Dataset records
------------
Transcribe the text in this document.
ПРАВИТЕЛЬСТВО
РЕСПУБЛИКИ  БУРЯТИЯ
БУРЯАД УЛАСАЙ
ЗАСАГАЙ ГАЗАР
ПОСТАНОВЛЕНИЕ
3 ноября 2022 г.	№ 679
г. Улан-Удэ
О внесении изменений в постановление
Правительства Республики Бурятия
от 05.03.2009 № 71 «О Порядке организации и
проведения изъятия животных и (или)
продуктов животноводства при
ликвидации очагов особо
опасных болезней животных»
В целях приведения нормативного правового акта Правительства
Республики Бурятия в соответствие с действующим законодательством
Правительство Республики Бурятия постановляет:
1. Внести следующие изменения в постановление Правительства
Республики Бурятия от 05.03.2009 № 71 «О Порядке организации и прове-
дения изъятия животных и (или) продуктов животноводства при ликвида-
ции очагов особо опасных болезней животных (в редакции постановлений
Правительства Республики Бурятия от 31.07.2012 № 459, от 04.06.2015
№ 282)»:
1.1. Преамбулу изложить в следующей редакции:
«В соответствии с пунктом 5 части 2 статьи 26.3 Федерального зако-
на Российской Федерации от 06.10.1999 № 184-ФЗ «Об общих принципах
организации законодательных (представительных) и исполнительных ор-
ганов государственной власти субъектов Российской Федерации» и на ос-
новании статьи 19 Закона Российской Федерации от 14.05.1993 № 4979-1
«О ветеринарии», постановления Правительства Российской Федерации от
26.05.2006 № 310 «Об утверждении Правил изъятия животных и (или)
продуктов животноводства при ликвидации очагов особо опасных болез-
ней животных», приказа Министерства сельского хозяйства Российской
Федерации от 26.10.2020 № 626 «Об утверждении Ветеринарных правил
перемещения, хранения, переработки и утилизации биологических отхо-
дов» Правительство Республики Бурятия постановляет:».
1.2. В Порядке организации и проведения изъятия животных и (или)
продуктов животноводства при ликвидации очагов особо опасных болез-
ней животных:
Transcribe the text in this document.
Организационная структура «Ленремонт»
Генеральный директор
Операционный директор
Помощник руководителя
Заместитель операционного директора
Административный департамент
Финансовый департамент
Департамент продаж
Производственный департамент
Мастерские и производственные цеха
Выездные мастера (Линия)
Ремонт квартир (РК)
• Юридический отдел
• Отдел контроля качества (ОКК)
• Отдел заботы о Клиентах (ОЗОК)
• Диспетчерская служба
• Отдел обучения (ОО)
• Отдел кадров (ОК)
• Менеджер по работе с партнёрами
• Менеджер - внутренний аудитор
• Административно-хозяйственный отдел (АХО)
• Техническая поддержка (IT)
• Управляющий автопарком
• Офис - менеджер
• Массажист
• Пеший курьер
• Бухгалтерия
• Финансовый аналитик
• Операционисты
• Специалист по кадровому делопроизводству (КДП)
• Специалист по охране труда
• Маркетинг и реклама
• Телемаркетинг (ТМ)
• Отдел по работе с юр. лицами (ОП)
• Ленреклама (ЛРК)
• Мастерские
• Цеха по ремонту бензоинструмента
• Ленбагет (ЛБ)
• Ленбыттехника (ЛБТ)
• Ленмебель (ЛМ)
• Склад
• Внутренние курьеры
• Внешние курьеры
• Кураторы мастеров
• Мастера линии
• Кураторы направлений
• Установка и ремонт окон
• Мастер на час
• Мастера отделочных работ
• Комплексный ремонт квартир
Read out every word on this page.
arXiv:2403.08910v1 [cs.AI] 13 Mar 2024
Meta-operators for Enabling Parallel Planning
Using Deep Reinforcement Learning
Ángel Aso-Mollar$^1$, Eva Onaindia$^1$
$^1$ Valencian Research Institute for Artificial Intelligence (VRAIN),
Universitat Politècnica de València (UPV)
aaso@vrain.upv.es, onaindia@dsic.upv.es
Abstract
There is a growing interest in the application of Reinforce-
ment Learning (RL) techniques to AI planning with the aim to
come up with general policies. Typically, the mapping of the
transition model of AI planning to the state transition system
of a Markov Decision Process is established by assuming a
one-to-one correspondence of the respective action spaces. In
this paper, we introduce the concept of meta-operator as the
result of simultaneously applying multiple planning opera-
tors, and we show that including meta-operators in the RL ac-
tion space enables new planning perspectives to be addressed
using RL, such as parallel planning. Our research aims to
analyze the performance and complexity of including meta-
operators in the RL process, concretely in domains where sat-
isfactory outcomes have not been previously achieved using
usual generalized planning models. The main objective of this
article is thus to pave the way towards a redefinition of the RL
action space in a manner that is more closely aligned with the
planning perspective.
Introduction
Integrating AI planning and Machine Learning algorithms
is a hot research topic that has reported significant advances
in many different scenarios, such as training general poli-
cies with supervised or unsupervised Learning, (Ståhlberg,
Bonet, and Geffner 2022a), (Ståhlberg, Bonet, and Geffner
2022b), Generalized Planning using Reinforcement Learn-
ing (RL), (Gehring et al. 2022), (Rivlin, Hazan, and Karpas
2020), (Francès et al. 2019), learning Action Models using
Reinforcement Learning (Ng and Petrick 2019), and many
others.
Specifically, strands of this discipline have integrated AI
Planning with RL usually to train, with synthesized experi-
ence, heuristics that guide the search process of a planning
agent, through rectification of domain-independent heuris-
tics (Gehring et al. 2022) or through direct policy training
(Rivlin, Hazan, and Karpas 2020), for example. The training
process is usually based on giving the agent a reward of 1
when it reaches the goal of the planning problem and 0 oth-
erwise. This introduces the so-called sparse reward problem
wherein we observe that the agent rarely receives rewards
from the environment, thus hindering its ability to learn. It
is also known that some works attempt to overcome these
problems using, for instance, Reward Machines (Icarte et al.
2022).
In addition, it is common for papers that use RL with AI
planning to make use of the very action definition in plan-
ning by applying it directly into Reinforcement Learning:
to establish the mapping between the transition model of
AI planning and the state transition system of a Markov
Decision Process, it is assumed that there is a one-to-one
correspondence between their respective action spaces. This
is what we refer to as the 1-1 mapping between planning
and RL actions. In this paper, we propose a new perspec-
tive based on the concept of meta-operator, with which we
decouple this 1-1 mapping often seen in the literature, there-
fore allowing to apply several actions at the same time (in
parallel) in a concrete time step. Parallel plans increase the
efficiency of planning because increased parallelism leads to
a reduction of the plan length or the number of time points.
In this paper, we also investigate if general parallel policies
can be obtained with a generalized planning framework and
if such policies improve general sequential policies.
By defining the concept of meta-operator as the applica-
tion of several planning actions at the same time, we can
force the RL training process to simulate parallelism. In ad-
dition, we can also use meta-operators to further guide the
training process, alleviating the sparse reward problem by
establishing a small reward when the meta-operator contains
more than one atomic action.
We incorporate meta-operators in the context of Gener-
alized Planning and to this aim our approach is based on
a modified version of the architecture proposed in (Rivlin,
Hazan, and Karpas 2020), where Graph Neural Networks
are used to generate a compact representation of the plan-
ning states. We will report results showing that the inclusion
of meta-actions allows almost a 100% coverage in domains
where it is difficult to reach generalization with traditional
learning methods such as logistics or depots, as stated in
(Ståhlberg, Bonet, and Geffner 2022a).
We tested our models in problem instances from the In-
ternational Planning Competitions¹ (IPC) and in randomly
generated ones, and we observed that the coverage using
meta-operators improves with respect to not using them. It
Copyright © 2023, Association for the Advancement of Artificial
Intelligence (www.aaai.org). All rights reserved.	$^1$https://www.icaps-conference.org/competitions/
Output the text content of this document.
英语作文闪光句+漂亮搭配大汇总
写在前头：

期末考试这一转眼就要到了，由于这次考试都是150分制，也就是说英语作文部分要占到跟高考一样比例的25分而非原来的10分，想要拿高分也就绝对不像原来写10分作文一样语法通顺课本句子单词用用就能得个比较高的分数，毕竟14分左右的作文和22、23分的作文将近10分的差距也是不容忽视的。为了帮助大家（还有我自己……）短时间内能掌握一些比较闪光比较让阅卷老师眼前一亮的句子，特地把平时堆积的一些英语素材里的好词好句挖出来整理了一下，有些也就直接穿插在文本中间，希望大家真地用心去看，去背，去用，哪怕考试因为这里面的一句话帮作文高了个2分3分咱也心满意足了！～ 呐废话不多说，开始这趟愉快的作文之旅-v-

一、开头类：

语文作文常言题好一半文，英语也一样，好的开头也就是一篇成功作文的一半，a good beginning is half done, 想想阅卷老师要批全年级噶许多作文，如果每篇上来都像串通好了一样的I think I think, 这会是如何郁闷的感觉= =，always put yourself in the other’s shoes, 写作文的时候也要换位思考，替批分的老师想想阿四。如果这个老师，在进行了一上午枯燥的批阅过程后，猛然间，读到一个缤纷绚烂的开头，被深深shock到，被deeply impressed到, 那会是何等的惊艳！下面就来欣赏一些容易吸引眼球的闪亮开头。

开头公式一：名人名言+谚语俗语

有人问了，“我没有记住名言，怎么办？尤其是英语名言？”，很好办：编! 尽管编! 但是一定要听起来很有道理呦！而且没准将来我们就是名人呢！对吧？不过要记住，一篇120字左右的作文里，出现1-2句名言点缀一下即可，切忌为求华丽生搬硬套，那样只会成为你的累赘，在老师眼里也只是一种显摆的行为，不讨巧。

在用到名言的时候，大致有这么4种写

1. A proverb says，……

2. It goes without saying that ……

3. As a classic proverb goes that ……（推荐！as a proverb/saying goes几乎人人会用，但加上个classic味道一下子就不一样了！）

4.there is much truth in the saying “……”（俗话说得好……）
------------
● Directions: Copy every line of the entries above in which "based" occurs.

● Answer for this exercise:
process is usually based on giving the agent a reward of 1
tive based on the concept of meta-operator, with which we
alized Planning and to this aim our approach is based on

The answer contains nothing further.